Source data:
━━━━━━━━━━━━━━━━
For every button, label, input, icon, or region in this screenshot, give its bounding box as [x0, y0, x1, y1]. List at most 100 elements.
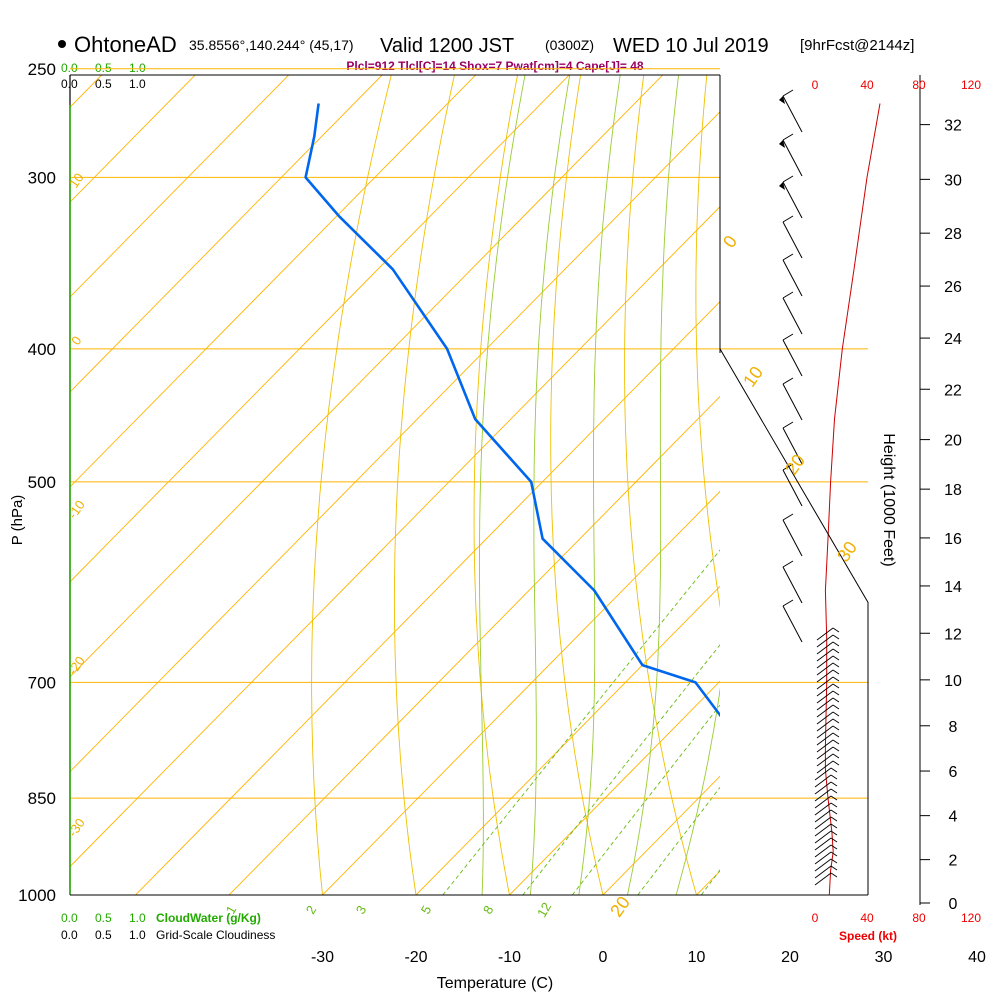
cloudwater-scale-05: 0.5 [95, 61, 112, 75]
dry-adiabat-label: 0 [719, 232, 741, 252]
wind-barbs [779, 89, 840, 886]
sounding-series [304, 103, 1000, 903]
wind-barb-low-level [816, 760, 834, 774]
wind-barb-low-feather [830, 774, 838, 780]
wind-barb-low-feather [832, 662, 840, 668]
isobar-lines [70, 68, 868, 896]
speed-tick-label-top: 0 [812, 78, 819, 92]
wind-barb-low-feather [832, 669, 840, 675]
temperature-tick-label: -10 [498, 949, 521, 966]
height-tick-label: 22 [944, 382, 962, 399]
wind-barb-staff [782, 519, 803, 557]
wind-barb-feather [782, 463, 794, 471]
height-tick-label: 16 [944, 531, 962, 548]
wind-barb-low-level [816, 690, 834, 704]
dry-adiabat-line [695, 75, 720, 609]
wind-barb-low-feather [832, 683, 840, 689]
plot-frame [69, 74, 921, 905]
top-scale-labels: 0.0 0.5 1.0 0.0 0.5 1.0 [61, 61, 146, 91]
wind-barb-pennant [779, 182, 785, 190]
cloudwater-label: CloudWater (g/Kg) [156, 911, 261, 925]
cloudiness-scale-1: 1.0 [129, 77, 146, 91]
temperature-tick-label: 10 [688, 949, 706, 966]
wind-barb-low-level [816, 641, 834, 655]
height-tick-label: 10 [944, 673, 962, 690]
speed-tick-label-top: 40 [860, 78, 874, 92]
wind-barb-low-feather [832, 676, 840, 682]
bottom-scale-labels: 0.0 0.5 1.0 CloudWater (g/Kg) 0.0 0.5 1.… [61, 911, 275, 942]
wind-barb-pennant [779, 140, 785, 148]
temperature-line [814, 104, 1000, 896]
wind-barb-low-level [814, 837, 832, 851]
isotherm-line [884, 69, 1000, 895]
mixing-ratio-label: 5 [418, 903, 435, 917]
wind-barb-low-level [814, 816, 832, 830]
wind-barb-low-feather [830, 823, 838, 829]
cloudiness-bottom-0: 0.0 [61, 928, 78, 942]
speed-tick-label-bottom: 80 [912, 911, 926, 925]
dry-adiabat-label: 10 [66, 170, 87, 190]
mixing-ratio-line [522, 644, 720, 895]
wind-barb-low-feather [832, 746, 840, 752]
surface-temperature-marker [833, 895, 841, 903]
dry-adiabat-label: -10 [65, 497, 88, 521]
wind-barb-feather [782, 89, 794, 97]
wind-barb-low-level [816, 676, 834, 690]
pressure-tick-label: 1000 [18, 886, 56, 905]
height-tick-label: 6 [949, 764, 958, 781]
height-tick-label: 32 [944, 118, 962, 135]
mixing-ratio-line [759, 349, 1000, 895]
wind-barb-low-feather [832, 718, 840, 724]
wind-barb-low-feather [832, 753, 840, 759]
mixing-ratio-label: 3 [353, 903, 370, 917]
wind-barb-low-feather [830, 851, 838, 857]
moist-adiabat-line [761, 69, 935, 924]
wind-barb-low-level [814, 865, 832, 879]
wind-barb-feather [782, 291, 794, 299]
moist-adiabat-line [529, 75, 571, 895]
wind-barb-low-level [814, 774, 832, 788]
dry-adiabat-label: 20 [606, 893, 634, 921]
wind-barb-feather [782, 333, 794, 341]
pressure-tick-label: 400 [28, 340, 56, 359]
wind-barb-low-feather [830, 809, 838, 815]
speed-axis-title: Speed (kt) [839, 929, 897, 943]
forecast-date: WED 10 Jul 2019 [613, 35, 769, 57]
cloudwater-scale-0: 0.0 [61, 61, 78, 75]
wind-barb-feather [782, 253, 794, 261]
wind-barb-low-feather [832, 732, 840, 738]
wind-barb-low-feather [830, 830, 838, 836]
wind-barb-low-level [816, 683, 834, 697]
height-tick-label: 12 [944, 626, 962, 643]
wind-barb-low-feather [832, 641, 840, 647]
wind-barb-low-level [816, 725, 834, 739]
height-tick-label: 18 [944, 482, 962, 499]
wind-barb-low-feather [830, 816, 838, 822]
wind-barb-low-level [814, 858, 832, 872]
isotherm-line [0, 69, 14, 895]
dry-adiabat-label: 10 [739, 363, 767, 391]
moist-adiabat-line [578, 75, 621, 895]
wind-barb-feather [782, 421, 794, 429]
plot-background-lines [0, 69, 1000, 924]
temperature-tick-label: 40 [968, 949, 986, 966]
height-tick-label: 4 [949, 809, 958, 826]
wind-barb-staff [782, 566, 803, 604]
wind-barb-low-feather [832, 760, 840, 766]
valid-time: Valid 1200 JST [380, 35, 514, 57]
wind-barb-low-level [816, 627, 834, 641]
wind-barb-low-feather [832, 655, 840, 661]
wind-barb-low-level [814, 809, 832, 823]
forecast-info: [9hrFcst@2144z] [800, 37, 914, 54]
wind-barb-staff [782, 427, 803, 465]
wind-barb-low-feather [830, 788, 838, 794]
wind-barb-low-feather [830, 767, 838, 773]
height-tick-label: 8 [949, 719, 958, 736]
zulu-time: (0300Z) [545, 37, 594, 53]
wind-barb-low-feather [832, 627, 840, 633]
wind-barb-low-feather [830, 858, 838, 864]
wind-barb-low-level [816, 669, 834, 683]
speed-tick-label-top: 120 [961, 78, 981, 92]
━━━━━━━━━━━━━━━━
PROBLEM:
Reproduce all of the source data above line for line, leaving out any pictures.

WRITTEN ANSWER:
For every button, label, input, icon, or region in this screenshot, give its bounding box as [x0, y0, x1, y1]. List at most 100 elements.
cloudwater-scale-05: 0.5 [95, 61, 112, 75]
dry-adiabat-label: 0 [719, 232, 741, 252]
wind-barbs [779, 89, 840, 886]
sounding-series [304, 103, 1000, 903]
wind-barb-low-level [816, 760, 834, 774]
wind-barb-low-feather [830, 774, 838, 780]
wind-barb-low-feather [832, 662, 840, 668]
isobar-lines [70, 68, 868, 896]
speed-tick-label-top: 0 [812, 78, 819, 92]
wind-barb-low-feather [832, 669, 840, 675]
temperature-tick-label: -10 [498, 949, 521, 966]
height-tick-label: 22 [944, 382, 962, 399]
wind-barb-staff [782, 519, 803, 557]
wind-barb-feather [782, 463, 794, 471]
height-tick-label: 16 [944, 531, 962, 548]
wind-barb-low-level [816, 690, 834, 704]
dry-adiabat-line [695, 75, 720, 609]
wind-barb-low-feather [832, 683, 840, 689]
plot-frame [69, 74, 921, 905]
top-scale-labels: 0.0 0.5 1.0 0.0 0.5 1.0 [61, 61, 146, 91]
wind-barb-pennant [779, 182, 785, 190]
cloudwater-label: CloudWater (g/Kg) [156, 911, 261, 925]
cloudiness-scale-1: 1.0 [129, 77, 146, 91]
temperature-tick-label: 10 [688, 949, 706, 966]
wind-barb-low-level [816, 641, 834, 655]
height-tick-label: 10 [944, 673, 962, 690]
speed-tick-label-top: 40 [860, 78, 874, 92]
wind-barb-low-feather [832, 676, 840, 682]
bottom-scale-labels: 0.0 0.5 1.0 CloudWater (g/Kg) 0.0 0.5 1.… [61, 911, 275, 942]
wind-barb-pennant [779, 140, 785, 148]
temperature-line [814, 104, 1000, 896]
wind-barb-low-level [814, 837, 832, 851]
isotherm-line [884, 69, 1000, 895]
mixing-ratio-label: 5 [418, 903, 435, 917]
wind-barb-low-level [814, 816, 832, 830]
wind-barb-low-feather [830, 823, 838, 829]
cloudiness-bottom-0: 0.0 [61, 928, 78, 942]
speed-tick-label-bottom: 80 [912, 911, 926, 925]
dry-adiabat-label: 10 [66, 170, 87, 190]
mixing-ratio-line [522, 644, 720, 895]
wind-barb-low-feather [832, 746, 840, 752]
surface-temperature-marker [833, 895, 841, 903]
dry-adiabat-label: -10 [65, 497, 88, 521]
wind-barb-feather [782, 89, 794, 97]
wind-barb-low-level [816, 676, 834, 690]
pressure-tick-label: 1000 [18, 886, 56, 905]
height-tick-label: 6 [949, 764, 958, 781]
height-tick-label: 32 [944, 118, 962, 135]
mixing-ratio-line [759, 349, 1000, 895]
wind-barb-low-feather [832, 718, 840, 724]
wind-barb-low-feather [832, 753, 840, 759]
mixing-ratio-label: 3 [353, 903, 370, 917]
wind-barb-low-feather [830, 851, 838, 857]
moist-adiabat-line [761, 69, 935, 924]
wind-barb-low-level [814, 865, 832, 879]
wind-barb-feather [782, 291, 794, 299]
moist-adiabat-line [529, 75, 571, 895]
wind-barb-low-level [814, 774, 832, 788]
dry-adiabat-label: 20 [606, 893, 634, 921]
wind-barb-feather [782, 333, 794, 341]
pressure-tick-label: 400 [28, 340, 56, 359]
wind-barb-low-feather [830, 809, 838, 815]
speed-axis-title: Speed (kt) [839, 929, 897, 943]
forecast-date: WED 10 Jul 2019 [613, 35, 769, 57]
cloudwater-scale-0: 0.0 [61, 61, 78, 75]
wind-barb-feather [782, 253, 794, 261]
wind-barb-low-feather [832, 732, 840, 738]
wind-barb-low-feather [830, 830, 838, 836]
wind-barb-low-level [816, 683, 834, 697]
height-tick-label: 12 [944, 626, 962, 643]
wind-barb-low-feather [832, 641, 840, 647]
wind-barb-low-level [816, 725, 834, 739]
height-tick-label: 18 [944, 482, 962, 499]
wind-barb-low-feather [830, 816, 838, 822]
wind-barb-low-level [814, 858, 832, 872]
isotherm-line [0, 69, 14, 895]
dry-adiabat-label: 10 [739, 363, 767, 391]
moist-adiabat-line [578, 75, 621, 895]
wind-barb-feather [782, 421, 794, 429]
plot-background-lines [0, 69, 1000, 924]
temperature-tick-label: 40 [968, 949, 986, 966]
height-tick-label: 4 [949, 809, 958, 826]
wind-barb-staff [782, 566, 803, 604]
wind-barb-low-feather [832, 760, 840, 766]
valid-time: Valid 1200 JST [380, 35, 514, 57]
wind-barb-low-level [816, 627, 834, 641]
wind-barb-low-feather [832, 655, 840, 661]
wind-barb-low-level [814, 809, 832, 823]
forecast-info: [9hrFcst@2144z] [800, 37, 914, 54]
wind-barb-staff [782, 427, 803, 465]
wind-barb-low-feather [830, 788, 838, 794]
wind-barb-low-feather [830, 767, 838, 773]
height-tick-label: 8 [949, 719, 958, 736]
zulu-time: (0300Z) [545, 37, 594, 53]
wind-barb-low-feather [832, 627, 840, 633]
wind-barb-low-feather [830, 858, 838, 864]
wind-barb-low-level [816, 669, 834, 683]
speed-tick-label-top: 120 [961, 78, 981, 92]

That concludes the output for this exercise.